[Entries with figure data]
:::

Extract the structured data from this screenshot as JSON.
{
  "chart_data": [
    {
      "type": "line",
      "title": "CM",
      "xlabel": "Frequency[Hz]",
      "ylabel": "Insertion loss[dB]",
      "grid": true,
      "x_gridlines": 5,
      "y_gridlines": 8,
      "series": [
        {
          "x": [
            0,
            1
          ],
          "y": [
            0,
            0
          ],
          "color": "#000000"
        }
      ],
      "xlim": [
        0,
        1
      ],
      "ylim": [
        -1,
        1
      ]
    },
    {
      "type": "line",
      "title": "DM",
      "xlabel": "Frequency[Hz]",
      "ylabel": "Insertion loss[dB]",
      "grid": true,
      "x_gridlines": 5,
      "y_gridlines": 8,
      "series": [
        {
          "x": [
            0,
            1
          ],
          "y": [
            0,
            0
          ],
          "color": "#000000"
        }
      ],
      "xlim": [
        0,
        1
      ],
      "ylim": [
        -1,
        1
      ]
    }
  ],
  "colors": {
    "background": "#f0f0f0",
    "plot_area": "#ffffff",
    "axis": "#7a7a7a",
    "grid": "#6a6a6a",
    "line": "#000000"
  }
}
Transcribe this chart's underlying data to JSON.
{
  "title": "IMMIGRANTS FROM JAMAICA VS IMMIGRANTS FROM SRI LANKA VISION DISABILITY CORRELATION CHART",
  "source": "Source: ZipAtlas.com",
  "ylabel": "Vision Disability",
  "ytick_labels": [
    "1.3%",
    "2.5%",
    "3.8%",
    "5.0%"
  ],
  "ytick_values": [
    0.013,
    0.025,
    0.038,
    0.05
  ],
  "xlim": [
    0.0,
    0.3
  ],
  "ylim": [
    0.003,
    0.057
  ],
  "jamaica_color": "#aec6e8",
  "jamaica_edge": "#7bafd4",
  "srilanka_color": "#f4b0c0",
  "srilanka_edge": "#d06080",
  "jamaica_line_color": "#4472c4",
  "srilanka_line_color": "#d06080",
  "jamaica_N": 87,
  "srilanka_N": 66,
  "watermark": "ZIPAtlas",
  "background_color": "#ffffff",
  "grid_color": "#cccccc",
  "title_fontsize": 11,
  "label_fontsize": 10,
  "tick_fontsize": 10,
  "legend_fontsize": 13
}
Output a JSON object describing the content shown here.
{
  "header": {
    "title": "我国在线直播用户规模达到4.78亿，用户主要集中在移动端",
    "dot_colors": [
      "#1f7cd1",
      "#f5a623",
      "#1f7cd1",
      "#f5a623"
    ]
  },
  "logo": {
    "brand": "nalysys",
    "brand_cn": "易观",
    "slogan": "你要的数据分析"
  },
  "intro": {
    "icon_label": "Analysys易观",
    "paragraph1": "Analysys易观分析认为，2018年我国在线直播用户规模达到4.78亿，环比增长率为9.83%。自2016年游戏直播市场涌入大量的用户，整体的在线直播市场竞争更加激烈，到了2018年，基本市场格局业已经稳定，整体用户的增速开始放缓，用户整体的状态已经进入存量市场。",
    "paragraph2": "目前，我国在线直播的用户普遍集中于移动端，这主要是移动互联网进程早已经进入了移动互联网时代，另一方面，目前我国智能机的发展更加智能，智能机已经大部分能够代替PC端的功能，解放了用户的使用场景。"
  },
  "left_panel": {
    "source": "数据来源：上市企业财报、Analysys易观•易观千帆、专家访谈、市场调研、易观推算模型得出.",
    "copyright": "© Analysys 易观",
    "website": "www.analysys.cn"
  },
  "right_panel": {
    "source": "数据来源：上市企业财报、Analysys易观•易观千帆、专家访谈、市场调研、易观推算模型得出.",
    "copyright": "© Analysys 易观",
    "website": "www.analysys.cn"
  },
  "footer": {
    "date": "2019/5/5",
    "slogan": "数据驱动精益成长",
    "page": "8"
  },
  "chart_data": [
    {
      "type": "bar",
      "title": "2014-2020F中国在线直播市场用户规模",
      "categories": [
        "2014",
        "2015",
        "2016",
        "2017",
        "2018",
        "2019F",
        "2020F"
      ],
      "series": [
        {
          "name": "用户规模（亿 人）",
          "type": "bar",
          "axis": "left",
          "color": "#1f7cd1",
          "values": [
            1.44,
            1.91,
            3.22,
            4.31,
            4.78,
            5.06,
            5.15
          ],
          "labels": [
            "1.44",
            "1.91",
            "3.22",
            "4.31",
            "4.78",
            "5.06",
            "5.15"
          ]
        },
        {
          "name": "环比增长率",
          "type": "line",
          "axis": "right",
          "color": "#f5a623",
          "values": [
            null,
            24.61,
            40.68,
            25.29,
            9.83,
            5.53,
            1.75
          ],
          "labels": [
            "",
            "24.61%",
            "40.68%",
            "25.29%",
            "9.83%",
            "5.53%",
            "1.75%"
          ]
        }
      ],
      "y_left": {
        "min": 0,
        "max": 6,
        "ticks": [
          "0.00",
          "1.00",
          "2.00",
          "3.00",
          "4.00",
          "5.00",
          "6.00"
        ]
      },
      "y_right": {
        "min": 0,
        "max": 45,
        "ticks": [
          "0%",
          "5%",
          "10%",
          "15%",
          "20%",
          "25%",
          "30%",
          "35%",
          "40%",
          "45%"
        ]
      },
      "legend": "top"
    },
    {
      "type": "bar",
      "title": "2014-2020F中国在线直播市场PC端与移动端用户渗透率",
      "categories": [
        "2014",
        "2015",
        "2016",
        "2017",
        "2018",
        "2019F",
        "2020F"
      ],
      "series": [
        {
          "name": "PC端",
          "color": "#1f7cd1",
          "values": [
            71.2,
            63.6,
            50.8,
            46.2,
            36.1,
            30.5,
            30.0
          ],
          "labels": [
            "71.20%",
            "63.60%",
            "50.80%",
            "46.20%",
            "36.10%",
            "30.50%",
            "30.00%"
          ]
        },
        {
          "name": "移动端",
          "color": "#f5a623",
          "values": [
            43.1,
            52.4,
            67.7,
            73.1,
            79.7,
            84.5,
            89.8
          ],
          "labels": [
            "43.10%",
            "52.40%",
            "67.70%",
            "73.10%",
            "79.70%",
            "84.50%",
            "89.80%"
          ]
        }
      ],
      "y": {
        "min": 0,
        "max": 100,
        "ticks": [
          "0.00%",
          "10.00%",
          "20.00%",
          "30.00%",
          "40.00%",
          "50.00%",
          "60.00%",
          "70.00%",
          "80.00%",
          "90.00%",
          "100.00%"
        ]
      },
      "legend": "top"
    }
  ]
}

:::

• [Problem] Transcribe all lines as written.

• [Expected output]
Extract the structured data from this screenshot as JSON.
{
  "chart_data": [
    {
      "type": "line",
      "title": "CM",
      "xlabel": "Frequency[Hz]",
      "ylabel": "Insertion loss[dB]",
      "grid": true,
      "x_gridlines": 5,
      "y_gridlines": 8,
      "series": [
        {
          "x": [
            0,
            1
          ],
          "y": [
            0,
            0
          ],
          "color": "#000000"
        }
      ],
      "xlim": [
        0,
        1
      ],
      "ylim": [
        -1,
        1
      ]
    },
    {
      "type": "line",
      "title": "DM",
      "xlabel": "Frequency[Hz]",
      "ylabel": "Insertion loss[dB]",
      "grid": true,
      "x_gridlines": 5,
      "y_gridlines": 8,
      "series": [
        {
          "x": [
            0,
            1
          ],
          "y": [
            0,
            0
          ],
          "color": "#000000"
        }
      ],
      "xlim": [
        0,
        1
      ],
      "ylim": [
        -1,
        1
      ]
    }
  ],
  "colors": {
    "background": "#f0f0f0",
    "plot_area": "#ffffff",
    "axis": "#7a7a7a",
    "grid": "#6a6a6a",
    "line": "#000000"
  }
}
Transcribe this chart's underlying data to JSON.
{
  "title": "IMMIGRANTS FROM JAMAICA VS IMMIGRANTS FROM SRI LANKA VISION DISABILITY CORRELATION CHART",
  "source": "Source: ZipAtlas.com",
  "ylabel": "Vision Disability",
  "ytick_labels": [
    "1.3%",
    "2.5%",
    "3.8%",
    "5.0%"
  ],
  "ytick_values": [
    0.013,
    0.025,
    0.038,
    0.05
  ],
  "xlim": [
    0.0,
    0.3
  ],
  "ylim": [
    0.003,
    0.057
  ],
  "jamaica_color": "#aec6e8",
  "jamaica_edge": "#7bafd4",
  "srilanka_color": "#f4b0c0",
  "srilanka_edge": "#d06080",
  "jamaica_line_color": "#4472c4",
  "srilanka_line_color": "#d06080",
  "jamaica_N": 87,
  "srilanka_N": 66,
  "watermark": "ZIPAtlas",
  "background_color": "#ffffff",
  "grid_color": "#cccccc",
  "title_fontsize": 11,
  "label_fontsize": 10,
  "tick_fontsize": 10,
  "legend_fontsize": 13
}
Output a JSON object describing the content shown here.
{
  "header": {
    "title": "我国在线直播用户规模达到4.78亿，用户主要集中在移动端",
    "dot_colors": [
      "#1f7cd1",
      "#f5a623",
      "#1f7cd1",
      "#f5a623"
    ]
  },
  "logo": {
    "brand": "nalysys",
    "brand_cn": "易观",
    "slogan": "你要的数据分析"
  },
  "intro": {
    "icon_label": "Analysys易观",
    "paragraph1": "Analysys易观分析认为，2018年我国在线直播用户规模达到4.78亿，环比增长率为9.83%。自2016年游戏直播市场涌入大量的用户，整体的在线直播市场竞争更加激烈，到了2018年，基本市场格局业已经稳定，整体用户的增速开始放缓，用户整体的状态已经进入存量市场。",
    "paragraph2": "目前，我国在线直播的用户普遍集中于移动端，这主要是移动互联网进程早已经进入了移动互联网时代，另一方面，目前我国智能机的发展更加智能，智能机已经大部分能够代替PC端的功能，解放了用户的使用场景。"
  },
  "left_panel": {
    "source": "数据来源：上市企业财报、Analysys易观•易观千帆、专家访谈、市场调研、易观推算模型得出.",
    "copyright": "© Analysys 易观",
    "website": "www.analysys.cn"
  },
  "right_panel": {
    "source": "数据来源：上市企业财报、Analysys易观•易观千帆、专家访谈、市场调研、易观推算模型得出.",
    "copyright": "© Analysys 易观",
    "website": "www.analysys.cn"
  },
  "footer": {
    "date": "2019/5/5",
    "slogan": "数据驱动精益成长",
    "page": "8"
  },
  "chart_data": [
    {
      "type": "bar",
      "title": "2014-2020F中国在线直播市场用户规模",
      "categories": [
        "2014",
        "2015",
        "2016",
        "2017",
        "2018",
        "2019F",
        "2020F"
      ],
      "series": [
        {
          "name": "用户规模（亿 人）",
          "type": "bar",
          "axis": "left",
          "color": "#1f7cd1",
          "values": [
            1.44,
            1.91,
            3.22,
            4.31,
            4.78,
            5.06,
            5.15
          ],
          "labels": [
            "1.44",
            "1.91",
            "3.22",
            "4.31",
            "4.78",
            "5.06",
            "5.15"
          ]
        },
        {
          "name": "环比增长率",
          "type": "line",
          "axis": "right",
          "color": "#f5a623",
          "values": [
            null,
            24.61,
            40.68,
            25.29,
            9.83,
            5.53,
            1.75
          ],
          "labels": [
            "",
            "24.61%",
            "40.68%",
            "25.29%",
            "9.83%",
            "5.53%",
            "1.75%"
          ]
        }
      ],
      "y_left": {
        "min": 0,
        "max": 6,
        "ticks": [
          "0.00",
          "1.00",
          "2.00",
          "3.00",
          "4.00",
          "5.00",
          "6.00"
        ]
      },
      "y_right": {
        "min": 0,
        "max": 45,
        "ticks": [
          "0%",
          "5%",
          "10%",
          "15%",
          "20%",
          "25%",
          "30%",
          "35%",
          "40%",
          "45%"
        ]
      },
      "legend": "top"
    },
    {
      "type": "bar",
      "title": "2014-2020F中国在线直播市场PC端与移动端用户渗透率",
      "categories": [
        "2014",
        "2015",
        "2016",
        "2017",
        "2018",
        "2019F",
        "2020F"
      ],
      "series": [
        {
          "name": "PC端",
          "color": "#1f7cd1",
          "values": [
            71.2,
            63.6,
            50.8,
            46.2,
            36.1,
            30.5,
            30.0
          ],
          "labels": [
            "71.20%",
            "63.60%",
            "50.80%",
            "46.20%",
            "36.10%",
            "30.50%",
            "30.00%"
          ]
        },
        {
          "name": "移动端",
          "color": "#f5a623",
          "values": [
            43.1,
            52.4,
            67.7,
            73.1,
            79.7,
            84.5,
            89.8
          ],
          "labels": [
            "43.10%",
            "52.40%",
            "67.70%",
            "73.10%",
            "79.70%",
            "84.50%",
            "89.80%"
          ]
        }
      ],
      "y": {
        "min": 0,
        "max": 100,
        "ticks": [
          "0.00%",
          "10.00%",
          "20.00%",
          "30.00%",
          "40.00%",
          "50.00%",
          "60.00%",
          "70.00%",
          "80.00%",
          "90.00%",
          "100.00%"
        ]
      },
      "legend": "top"
    }
  ]
}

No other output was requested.